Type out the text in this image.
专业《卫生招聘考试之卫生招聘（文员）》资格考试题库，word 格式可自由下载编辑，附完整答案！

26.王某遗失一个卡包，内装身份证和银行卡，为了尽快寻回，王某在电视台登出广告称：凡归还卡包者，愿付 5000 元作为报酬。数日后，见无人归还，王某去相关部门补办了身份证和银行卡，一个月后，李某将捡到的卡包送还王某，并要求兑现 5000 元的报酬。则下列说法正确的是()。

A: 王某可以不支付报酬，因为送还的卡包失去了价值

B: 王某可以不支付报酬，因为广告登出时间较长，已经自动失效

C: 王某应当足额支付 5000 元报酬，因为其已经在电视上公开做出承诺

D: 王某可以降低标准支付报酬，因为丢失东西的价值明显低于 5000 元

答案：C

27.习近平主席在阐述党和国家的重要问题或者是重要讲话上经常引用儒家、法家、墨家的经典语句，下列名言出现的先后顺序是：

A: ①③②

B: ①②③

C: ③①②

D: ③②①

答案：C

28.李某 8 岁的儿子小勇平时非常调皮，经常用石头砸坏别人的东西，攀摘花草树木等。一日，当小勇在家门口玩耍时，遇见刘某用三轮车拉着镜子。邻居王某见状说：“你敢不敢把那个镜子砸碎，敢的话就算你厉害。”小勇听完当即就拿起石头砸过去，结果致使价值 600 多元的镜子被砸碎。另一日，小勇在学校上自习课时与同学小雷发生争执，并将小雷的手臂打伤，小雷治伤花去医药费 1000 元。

:::

◆ EXERCISE REQUIREMENTS
Copy out every line of the listing that includes the string "王某可以不支付报酬".

◆ EXPECTED OUTPUT
A: 王某可以不支付报酬，因为送还的卡包失去了价值
B: 王某可以不支付报酬，因为广告登出时间较长，已经自动失效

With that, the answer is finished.